▶ [EXERCISE DETAILS] Return, word for word, every entry in the listing below, but not its images.

▶ [INFORMATION SUPPLIED]
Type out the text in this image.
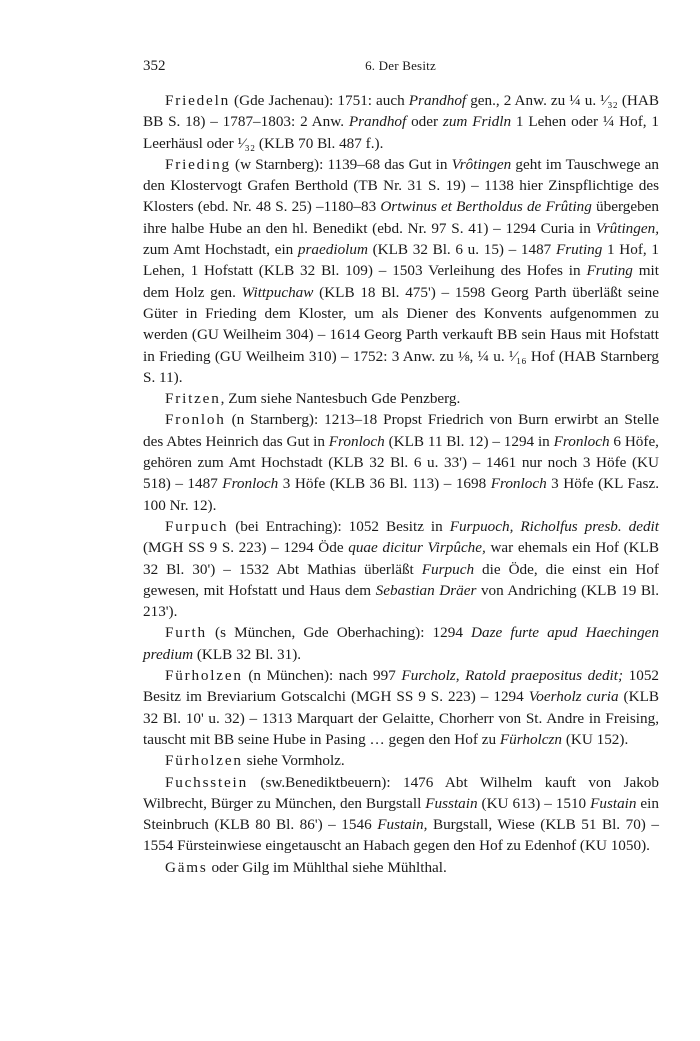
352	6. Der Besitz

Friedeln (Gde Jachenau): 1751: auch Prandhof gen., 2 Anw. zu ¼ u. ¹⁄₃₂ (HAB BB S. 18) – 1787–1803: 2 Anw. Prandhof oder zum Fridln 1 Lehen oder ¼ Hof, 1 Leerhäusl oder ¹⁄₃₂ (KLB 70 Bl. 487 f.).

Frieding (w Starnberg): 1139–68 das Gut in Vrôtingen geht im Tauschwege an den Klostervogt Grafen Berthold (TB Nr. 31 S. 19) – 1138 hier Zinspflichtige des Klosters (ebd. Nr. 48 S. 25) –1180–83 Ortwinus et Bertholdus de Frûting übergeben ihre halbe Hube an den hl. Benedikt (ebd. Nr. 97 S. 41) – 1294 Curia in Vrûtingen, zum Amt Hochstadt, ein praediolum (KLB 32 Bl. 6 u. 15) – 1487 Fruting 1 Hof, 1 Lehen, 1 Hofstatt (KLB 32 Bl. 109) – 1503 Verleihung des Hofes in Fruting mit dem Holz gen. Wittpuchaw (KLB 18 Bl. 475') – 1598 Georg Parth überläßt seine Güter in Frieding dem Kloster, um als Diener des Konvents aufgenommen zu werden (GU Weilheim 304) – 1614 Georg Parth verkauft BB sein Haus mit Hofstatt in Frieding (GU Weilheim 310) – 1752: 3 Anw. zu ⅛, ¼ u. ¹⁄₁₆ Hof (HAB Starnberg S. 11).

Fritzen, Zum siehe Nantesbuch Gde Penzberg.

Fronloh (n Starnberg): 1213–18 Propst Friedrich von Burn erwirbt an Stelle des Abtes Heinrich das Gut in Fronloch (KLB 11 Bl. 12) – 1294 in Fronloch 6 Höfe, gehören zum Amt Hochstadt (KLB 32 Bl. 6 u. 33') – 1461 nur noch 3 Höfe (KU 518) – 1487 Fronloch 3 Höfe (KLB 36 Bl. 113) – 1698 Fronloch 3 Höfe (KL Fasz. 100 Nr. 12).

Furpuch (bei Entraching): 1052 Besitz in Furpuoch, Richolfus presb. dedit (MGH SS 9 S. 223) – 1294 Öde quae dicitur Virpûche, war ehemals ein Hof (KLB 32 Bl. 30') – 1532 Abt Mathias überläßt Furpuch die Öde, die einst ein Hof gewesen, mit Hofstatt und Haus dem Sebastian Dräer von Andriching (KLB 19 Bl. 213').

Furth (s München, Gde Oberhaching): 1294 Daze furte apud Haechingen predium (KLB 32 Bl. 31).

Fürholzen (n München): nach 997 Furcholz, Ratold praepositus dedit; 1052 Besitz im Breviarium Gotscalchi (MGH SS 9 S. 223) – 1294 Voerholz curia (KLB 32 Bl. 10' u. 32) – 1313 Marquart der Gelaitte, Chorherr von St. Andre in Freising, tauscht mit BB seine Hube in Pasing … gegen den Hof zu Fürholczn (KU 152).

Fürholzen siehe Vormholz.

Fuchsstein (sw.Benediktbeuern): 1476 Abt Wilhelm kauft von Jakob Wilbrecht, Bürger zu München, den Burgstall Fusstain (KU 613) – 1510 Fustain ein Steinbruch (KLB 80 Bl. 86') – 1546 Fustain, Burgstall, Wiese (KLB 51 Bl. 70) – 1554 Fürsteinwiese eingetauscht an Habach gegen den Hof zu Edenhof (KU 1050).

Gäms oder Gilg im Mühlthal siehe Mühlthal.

▶ [REPLY TO THE TASK]
Type out the text in this image.
352	6. Der Besitz

Friedeln (Gde Jachenau): 1751: auch Prandhof gen., 2 Anw. zu ¼ u. ¹⁄₃₂ (HAB BB S. 18) – 1787–1803: 2 Anw. Prandhof oder zum Fridln 1 Lehen oder ¼ Hof, 1 Leerhäusl oder ¹⁄₃₂ (KLB 70 Bl. 487 f.).

Frieding (w Starnberg): 1139–68 das Gut in Vrôtingen geht im Tauschwege an den Klostervogt Grafen Berthold (TB Nr. 31 S. 19) – 1138 hier Zinspflichtige des Klosters (ebd. Nr. 48 S. 25) –1180–83 Ortwinus et Bertholdus de Frûting übergeben ihre halbe Hube an den hl. Benedikt (ebd. Nr. 97 S. 41) – 1294 Curia in Vrûtingen, zum Amt Hochstadt, ein praediolum (KLB 32 Bl. 6 u. 15) – 1487 Fruting 1 Hof, 1 Lehen, 1 Hofstatt (KLB 32 Bl. 109) – 1503 Verleihung des Hofes in Fruting mit dem Holz gen. Wittpuchaw (KLB 18 Bl. 475') – 1598 Georg Parth überläßt seine Güter in Frieding dem Kloster, um als Diener des Konvents aufgenommen zu werden (GU Weilheim 304) – 1614 Georg Parth verkauft BB sein Haus mit Hofstatt in Frieding (GU Weilheim 310) – 1752: 3 Anw. zu ⅛, ¼ u. ¹⁄₁₆ Hof (HAB Starnberg S. 11).

Fritzen, Zum siehe Nantesbuch Gde Penzberg.

Fronloh (n Starnberg): 1213–18 Propst Friedrich von Burn erwirbt an Stelle des Abtes Heinrich das Gut in Fronloch (KLB 11 Bl. 12) – 1294 in Fronloch 6 Höfe, gehören zum Amt Hochstadt (KLB 32 Bl. 6 u. 33') – 1461 nur noch 3 Höfe (KU 518) – 1487 Fronloch 3 Höfe (KLB 36 Bl. 113) – 1698 Fronloch 3 Höfe (KL Fasz. 100 Nr. 12).

Furpuch (bei Entraching): 1052 Besitz in Furpuoch, Richolfus presb. dedit (MGH SS 9 S. 223) – 1294 Öde quae dicitur Virpûche, war ehemals ein Hof (KLB 32 Bl. 30') – 1532 Abt Mathias überläßt Furpuch die Öde, die einst ein Hof gewesen, mit Hofstatt und Haus dem Sebastian Dräer von Andriching (KLB 19 Bl. 213').

Furth (s München, Gde Oberhaching): 1294 Daze furte apud Haechingen predium (KLB 32 Bl. 31).

Fürholzen (n München): nach 997 Furcholz, Ratold praepositus dedit; 1052 Besitz im Breviarium Gotscalchi (MGH SS 9 S. 223) – 1294 Voerholz curia (KLB 32 Bl. 10' u. 32) – 1313 Marquart der Gelaitte, Chorherr von St. Andre in Freising, tauscht mit BB seine Hube in Pasing … gegen den Hof zu Fürholczn (KU 152).

Fürholzen siehe Vormholz.

Fuchsstein (sw.Benediktbeuern): 1476 Abt Wilhelm kauft von Jakob Wilbrecht, Bürger zu München, den Burgstall Fusstain (KU 613) – 1510 Fustain ein Steinbruch (KLB 80 Bl. 86') – 1546 Fustain, Burgstall, Wiese (KLB 51 Bl. 70) – 1554 Fürsteinwiese eingetauscht an Habach gegen den Hof zu Edenhof (KU 1050).

Gäms oder Gilg im Mühlthal siehe Mühlthal.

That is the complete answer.